━━━━━ Given records

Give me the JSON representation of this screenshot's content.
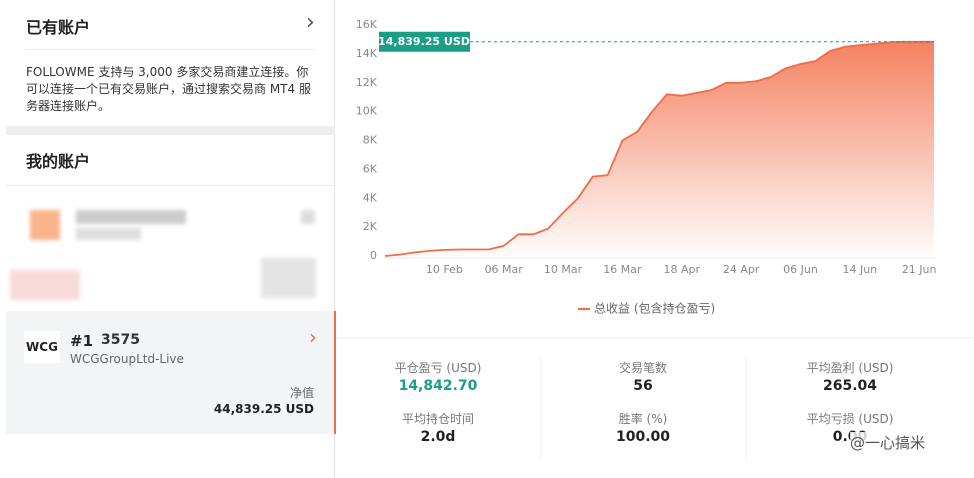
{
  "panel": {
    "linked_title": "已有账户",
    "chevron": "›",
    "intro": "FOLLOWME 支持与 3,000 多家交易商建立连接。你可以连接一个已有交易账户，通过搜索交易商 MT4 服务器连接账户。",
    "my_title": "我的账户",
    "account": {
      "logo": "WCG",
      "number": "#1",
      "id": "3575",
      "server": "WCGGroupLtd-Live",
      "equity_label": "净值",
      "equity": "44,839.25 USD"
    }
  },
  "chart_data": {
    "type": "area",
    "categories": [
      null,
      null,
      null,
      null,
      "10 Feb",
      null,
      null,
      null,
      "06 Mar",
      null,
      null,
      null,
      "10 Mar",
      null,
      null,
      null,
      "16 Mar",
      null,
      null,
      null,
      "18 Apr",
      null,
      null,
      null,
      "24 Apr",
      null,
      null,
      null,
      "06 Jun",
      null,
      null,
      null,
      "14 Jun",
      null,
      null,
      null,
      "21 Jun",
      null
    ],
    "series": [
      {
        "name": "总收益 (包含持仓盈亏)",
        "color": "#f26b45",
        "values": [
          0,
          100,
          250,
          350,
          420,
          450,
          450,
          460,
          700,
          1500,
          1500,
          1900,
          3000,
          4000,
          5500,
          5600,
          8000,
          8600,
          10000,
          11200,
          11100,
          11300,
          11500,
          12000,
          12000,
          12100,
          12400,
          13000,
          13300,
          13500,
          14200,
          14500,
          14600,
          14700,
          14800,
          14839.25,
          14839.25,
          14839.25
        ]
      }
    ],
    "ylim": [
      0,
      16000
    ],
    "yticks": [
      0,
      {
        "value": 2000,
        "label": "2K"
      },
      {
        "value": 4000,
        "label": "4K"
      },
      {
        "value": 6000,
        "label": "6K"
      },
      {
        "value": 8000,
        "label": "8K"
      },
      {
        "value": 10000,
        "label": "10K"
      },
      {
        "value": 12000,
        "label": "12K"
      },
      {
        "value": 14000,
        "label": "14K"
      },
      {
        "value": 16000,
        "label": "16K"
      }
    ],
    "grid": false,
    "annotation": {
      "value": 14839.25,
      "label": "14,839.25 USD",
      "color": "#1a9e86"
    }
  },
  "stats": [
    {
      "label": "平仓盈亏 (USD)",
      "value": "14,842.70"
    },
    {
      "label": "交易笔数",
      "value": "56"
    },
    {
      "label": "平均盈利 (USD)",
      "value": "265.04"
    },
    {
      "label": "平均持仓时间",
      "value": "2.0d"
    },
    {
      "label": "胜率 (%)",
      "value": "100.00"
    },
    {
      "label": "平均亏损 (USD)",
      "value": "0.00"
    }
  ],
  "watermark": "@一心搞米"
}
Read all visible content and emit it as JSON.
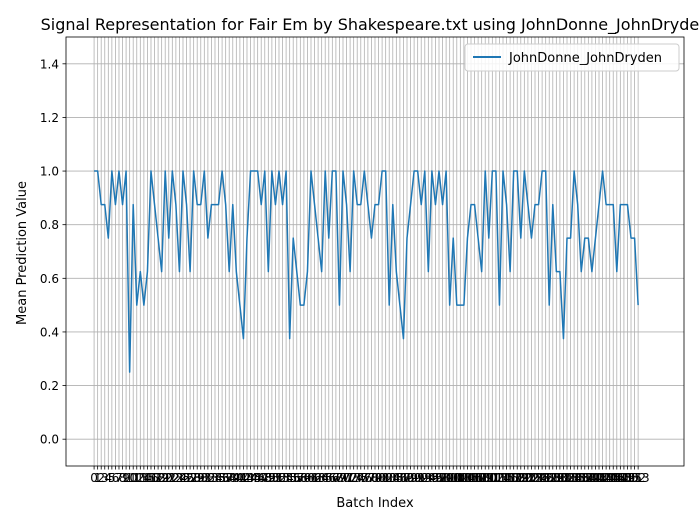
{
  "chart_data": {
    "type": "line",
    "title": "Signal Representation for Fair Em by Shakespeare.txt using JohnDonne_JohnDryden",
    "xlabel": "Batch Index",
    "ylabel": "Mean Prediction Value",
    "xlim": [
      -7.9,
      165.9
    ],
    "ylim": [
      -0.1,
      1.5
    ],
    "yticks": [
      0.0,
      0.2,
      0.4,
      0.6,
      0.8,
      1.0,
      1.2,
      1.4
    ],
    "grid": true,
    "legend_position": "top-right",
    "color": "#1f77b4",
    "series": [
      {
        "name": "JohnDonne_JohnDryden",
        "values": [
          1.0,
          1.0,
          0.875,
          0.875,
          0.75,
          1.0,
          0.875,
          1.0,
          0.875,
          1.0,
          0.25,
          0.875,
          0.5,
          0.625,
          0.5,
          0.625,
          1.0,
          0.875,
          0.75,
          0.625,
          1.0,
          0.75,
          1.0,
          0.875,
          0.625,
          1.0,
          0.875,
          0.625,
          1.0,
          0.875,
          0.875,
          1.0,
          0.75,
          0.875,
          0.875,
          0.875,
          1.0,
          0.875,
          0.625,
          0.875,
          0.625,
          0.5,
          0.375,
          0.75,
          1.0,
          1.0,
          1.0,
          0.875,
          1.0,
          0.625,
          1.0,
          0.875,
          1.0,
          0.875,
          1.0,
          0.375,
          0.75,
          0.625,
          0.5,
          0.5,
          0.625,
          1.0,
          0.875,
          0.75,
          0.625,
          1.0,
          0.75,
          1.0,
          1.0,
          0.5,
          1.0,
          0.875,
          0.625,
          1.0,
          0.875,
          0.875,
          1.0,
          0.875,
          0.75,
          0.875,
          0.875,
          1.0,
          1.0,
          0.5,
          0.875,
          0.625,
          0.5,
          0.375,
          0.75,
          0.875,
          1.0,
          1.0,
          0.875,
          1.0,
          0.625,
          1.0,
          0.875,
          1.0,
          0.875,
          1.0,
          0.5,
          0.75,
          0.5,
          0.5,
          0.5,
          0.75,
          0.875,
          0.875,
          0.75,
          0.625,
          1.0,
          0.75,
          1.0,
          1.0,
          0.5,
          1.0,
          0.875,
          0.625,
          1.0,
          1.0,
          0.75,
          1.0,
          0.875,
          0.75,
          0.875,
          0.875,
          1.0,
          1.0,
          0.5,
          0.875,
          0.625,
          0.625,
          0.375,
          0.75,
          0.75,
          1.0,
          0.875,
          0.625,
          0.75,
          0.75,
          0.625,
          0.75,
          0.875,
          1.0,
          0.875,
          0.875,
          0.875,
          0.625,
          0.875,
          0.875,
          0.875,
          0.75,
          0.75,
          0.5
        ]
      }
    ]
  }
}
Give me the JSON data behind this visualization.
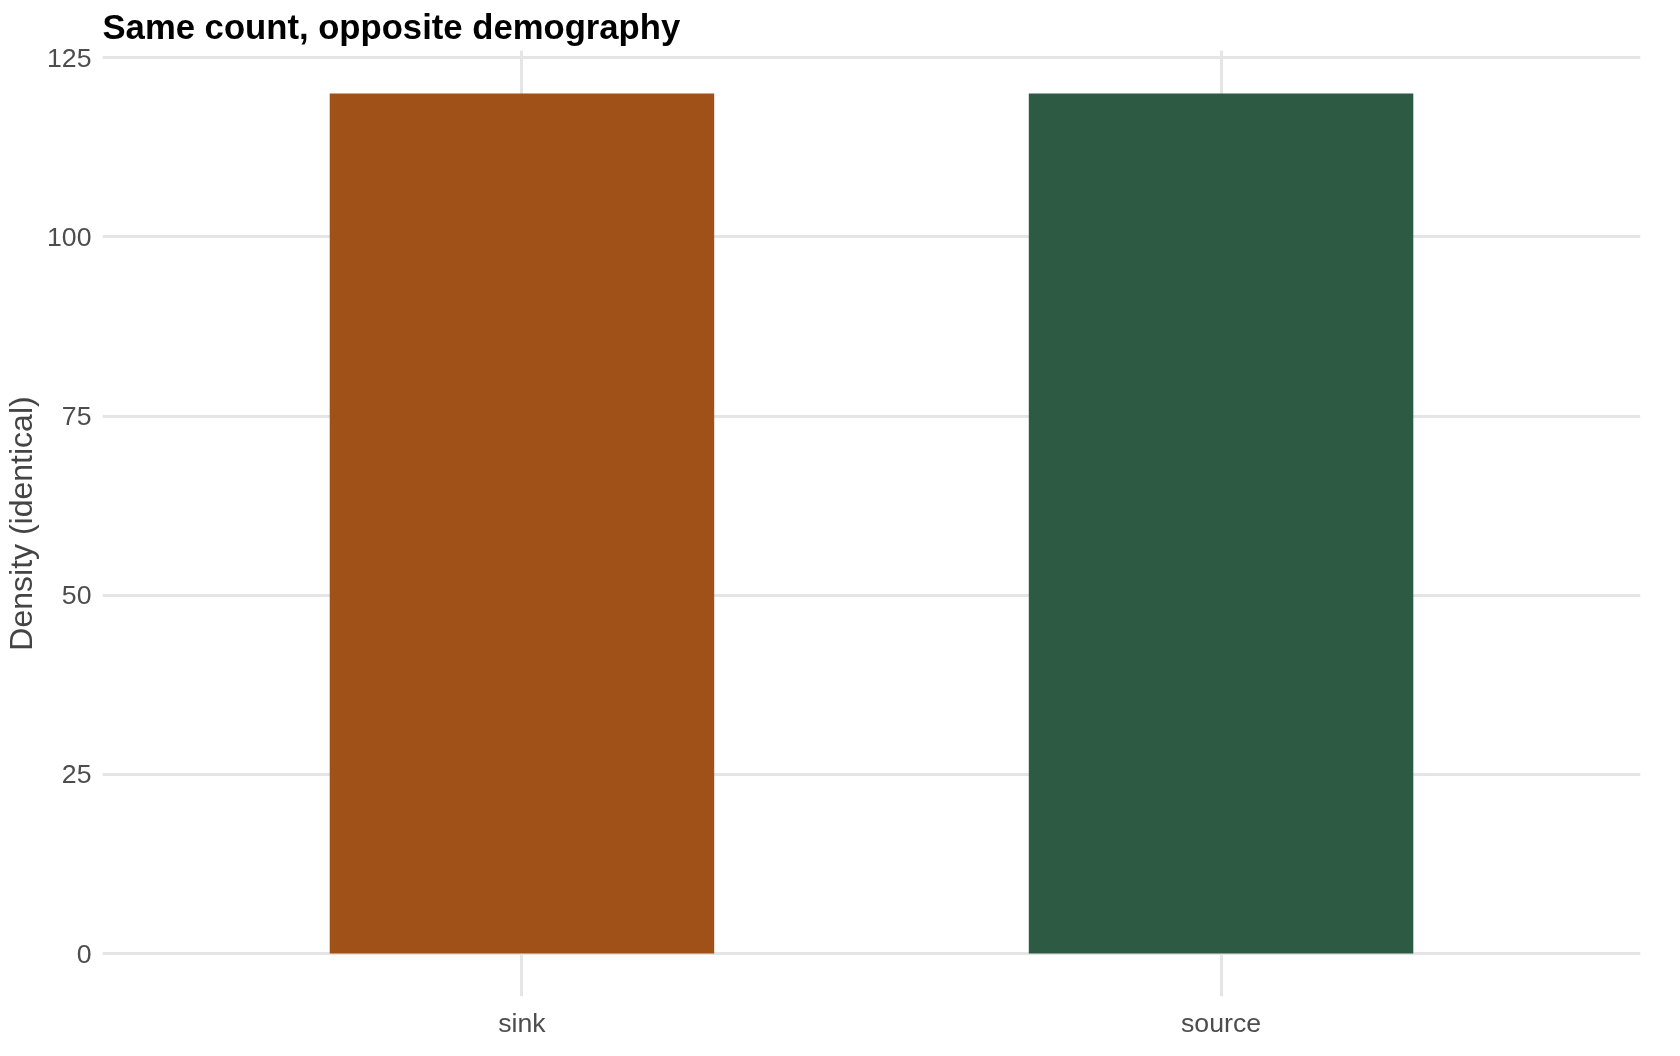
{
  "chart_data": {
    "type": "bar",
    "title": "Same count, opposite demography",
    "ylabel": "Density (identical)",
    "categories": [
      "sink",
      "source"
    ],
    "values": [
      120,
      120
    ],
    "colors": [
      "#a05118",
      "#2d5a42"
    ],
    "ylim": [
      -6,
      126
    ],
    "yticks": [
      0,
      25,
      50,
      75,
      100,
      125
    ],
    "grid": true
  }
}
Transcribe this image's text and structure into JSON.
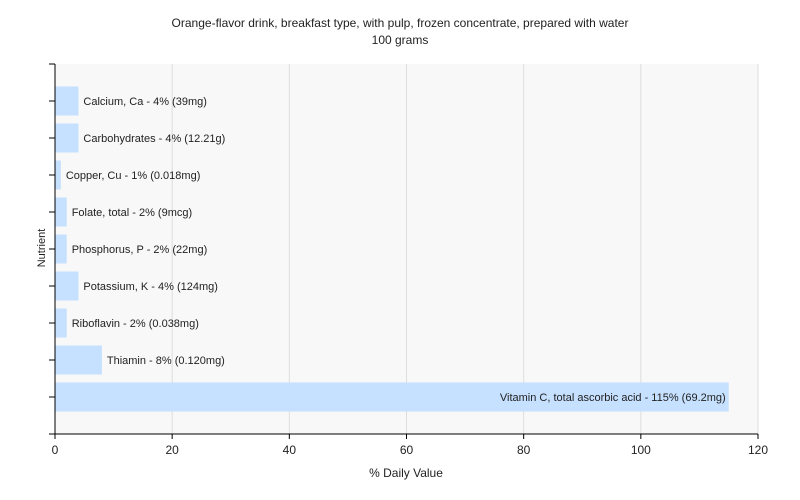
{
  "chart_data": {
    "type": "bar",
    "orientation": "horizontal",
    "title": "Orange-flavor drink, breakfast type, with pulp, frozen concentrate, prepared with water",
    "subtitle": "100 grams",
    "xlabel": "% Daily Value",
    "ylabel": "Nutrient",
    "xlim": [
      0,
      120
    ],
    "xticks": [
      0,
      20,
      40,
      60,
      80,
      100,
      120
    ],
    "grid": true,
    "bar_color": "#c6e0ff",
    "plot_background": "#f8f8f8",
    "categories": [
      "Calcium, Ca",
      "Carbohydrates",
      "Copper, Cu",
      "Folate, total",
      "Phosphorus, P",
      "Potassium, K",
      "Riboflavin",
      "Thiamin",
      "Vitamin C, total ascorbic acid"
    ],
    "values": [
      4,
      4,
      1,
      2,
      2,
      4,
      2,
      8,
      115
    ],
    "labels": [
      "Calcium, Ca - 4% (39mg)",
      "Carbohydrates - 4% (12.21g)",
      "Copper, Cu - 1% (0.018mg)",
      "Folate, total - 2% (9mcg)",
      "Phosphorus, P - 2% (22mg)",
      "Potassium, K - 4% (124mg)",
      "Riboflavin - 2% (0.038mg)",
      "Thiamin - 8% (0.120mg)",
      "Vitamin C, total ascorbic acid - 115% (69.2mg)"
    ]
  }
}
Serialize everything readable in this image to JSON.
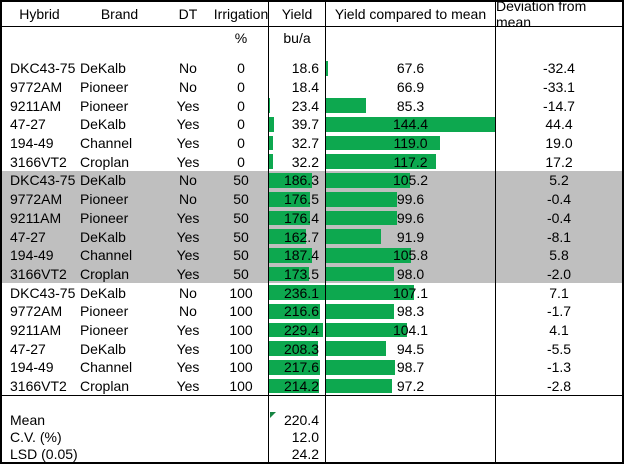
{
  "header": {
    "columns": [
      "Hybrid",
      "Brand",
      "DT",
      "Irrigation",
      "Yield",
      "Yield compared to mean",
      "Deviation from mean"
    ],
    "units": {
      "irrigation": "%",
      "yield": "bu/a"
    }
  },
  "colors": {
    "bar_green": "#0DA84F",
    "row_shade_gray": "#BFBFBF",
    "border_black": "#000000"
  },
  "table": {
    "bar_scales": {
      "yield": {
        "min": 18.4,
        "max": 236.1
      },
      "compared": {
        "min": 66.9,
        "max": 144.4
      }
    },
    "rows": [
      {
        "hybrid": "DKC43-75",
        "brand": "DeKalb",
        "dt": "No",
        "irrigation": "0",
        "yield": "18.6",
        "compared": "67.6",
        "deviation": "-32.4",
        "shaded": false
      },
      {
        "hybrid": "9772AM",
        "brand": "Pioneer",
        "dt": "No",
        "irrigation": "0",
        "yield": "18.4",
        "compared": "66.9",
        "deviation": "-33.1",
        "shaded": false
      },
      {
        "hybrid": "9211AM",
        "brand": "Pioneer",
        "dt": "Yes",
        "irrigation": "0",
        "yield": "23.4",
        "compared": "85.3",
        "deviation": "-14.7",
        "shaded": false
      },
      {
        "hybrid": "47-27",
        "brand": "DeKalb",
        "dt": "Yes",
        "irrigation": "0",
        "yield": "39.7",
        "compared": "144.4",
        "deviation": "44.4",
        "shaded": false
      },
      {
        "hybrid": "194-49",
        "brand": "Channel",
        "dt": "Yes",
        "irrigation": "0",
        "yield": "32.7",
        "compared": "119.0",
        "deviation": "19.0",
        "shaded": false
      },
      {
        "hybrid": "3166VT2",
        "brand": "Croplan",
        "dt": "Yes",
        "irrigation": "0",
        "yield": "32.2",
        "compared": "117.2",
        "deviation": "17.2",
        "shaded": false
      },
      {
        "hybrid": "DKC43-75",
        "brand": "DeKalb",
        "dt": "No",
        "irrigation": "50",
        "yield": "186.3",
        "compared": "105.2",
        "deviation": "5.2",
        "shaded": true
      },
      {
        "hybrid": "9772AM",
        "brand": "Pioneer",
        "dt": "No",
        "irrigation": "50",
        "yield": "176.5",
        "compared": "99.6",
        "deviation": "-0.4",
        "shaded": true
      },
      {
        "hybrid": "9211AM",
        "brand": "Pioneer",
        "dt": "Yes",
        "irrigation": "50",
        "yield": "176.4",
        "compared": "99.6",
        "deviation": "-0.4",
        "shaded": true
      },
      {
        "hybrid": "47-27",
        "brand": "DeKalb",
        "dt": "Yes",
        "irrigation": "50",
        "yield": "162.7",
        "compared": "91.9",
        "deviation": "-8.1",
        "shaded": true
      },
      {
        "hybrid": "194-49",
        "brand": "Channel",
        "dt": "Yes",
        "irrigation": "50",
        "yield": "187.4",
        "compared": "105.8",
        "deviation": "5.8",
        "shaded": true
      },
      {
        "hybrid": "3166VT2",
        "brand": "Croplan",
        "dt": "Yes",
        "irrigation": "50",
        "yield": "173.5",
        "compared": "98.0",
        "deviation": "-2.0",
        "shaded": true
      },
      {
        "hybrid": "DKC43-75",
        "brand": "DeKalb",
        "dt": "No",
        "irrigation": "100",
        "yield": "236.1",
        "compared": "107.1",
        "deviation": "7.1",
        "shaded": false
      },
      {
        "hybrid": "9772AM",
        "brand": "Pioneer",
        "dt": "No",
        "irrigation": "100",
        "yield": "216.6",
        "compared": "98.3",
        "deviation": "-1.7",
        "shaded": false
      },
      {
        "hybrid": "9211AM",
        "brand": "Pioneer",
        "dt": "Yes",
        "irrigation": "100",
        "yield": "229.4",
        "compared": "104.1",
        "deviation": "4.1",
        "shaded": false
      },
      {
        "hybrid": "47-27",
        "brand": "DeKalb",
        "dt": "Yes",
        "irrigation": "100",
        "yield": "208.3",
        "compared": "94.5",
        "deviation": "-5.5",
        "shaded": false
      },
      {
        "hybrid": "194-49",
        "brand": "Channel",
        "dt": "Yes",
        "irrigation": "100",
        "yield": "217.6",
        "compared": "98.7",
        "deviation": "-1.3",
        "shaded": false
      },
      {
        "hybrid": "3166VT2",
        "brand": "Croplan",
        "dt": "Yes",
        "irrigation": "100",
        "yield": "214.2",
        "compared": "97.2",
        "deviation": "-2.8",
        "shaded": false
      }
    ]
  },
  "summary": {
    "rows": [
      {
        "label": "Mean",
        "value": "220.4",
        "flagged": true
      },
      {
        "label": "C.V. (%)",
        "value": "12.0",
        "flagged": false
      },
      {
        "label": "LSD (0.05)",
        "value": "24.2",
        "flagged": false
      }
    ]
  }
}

━━━━━━━━━━

Problem statement: Find out how many lines in the listing contain the string "xlabel". Give the number alone.

Response to this task: 2